**What is required**
Look for the string "Estimated" in every line, and copy each line that has it.

**Data to use**
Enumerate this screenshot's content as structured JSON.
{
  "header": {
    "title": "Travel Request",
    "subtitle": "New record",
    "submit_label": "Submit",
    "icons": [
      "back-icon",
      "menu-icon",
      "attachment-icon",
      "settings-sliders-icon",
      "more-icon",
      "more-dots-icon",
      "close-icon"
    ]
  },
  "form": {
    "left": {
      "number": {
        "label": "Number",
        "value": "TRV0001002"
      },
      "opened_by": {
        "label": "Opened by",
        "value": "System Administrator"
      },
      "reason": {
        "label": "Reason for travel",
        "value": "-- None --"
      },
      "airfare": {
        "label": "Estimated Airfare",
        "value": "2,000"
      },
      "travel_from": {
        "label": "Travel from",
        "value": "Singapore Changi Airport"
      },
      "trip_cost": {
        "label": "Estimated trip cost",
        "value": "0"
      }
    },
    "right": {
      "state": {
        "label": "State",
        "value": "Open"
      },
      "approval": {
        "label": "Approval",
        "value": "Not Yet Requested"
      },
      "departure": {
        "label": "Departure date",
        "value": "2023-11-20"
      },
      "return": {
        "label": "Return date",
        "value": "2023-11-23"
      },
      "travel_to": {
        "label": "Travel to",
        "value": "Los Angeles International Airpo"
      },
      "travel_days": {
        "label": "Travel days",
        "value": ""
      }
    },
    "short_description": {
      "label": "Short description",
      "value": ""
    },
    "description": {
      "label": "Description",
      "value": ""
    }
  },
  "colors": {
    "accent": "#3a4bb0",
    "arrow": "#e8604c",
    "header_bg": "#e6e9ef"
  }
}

**Solution to the problem**
        "label": "Estimated Airfare",
        "label": "Estimated trip cost",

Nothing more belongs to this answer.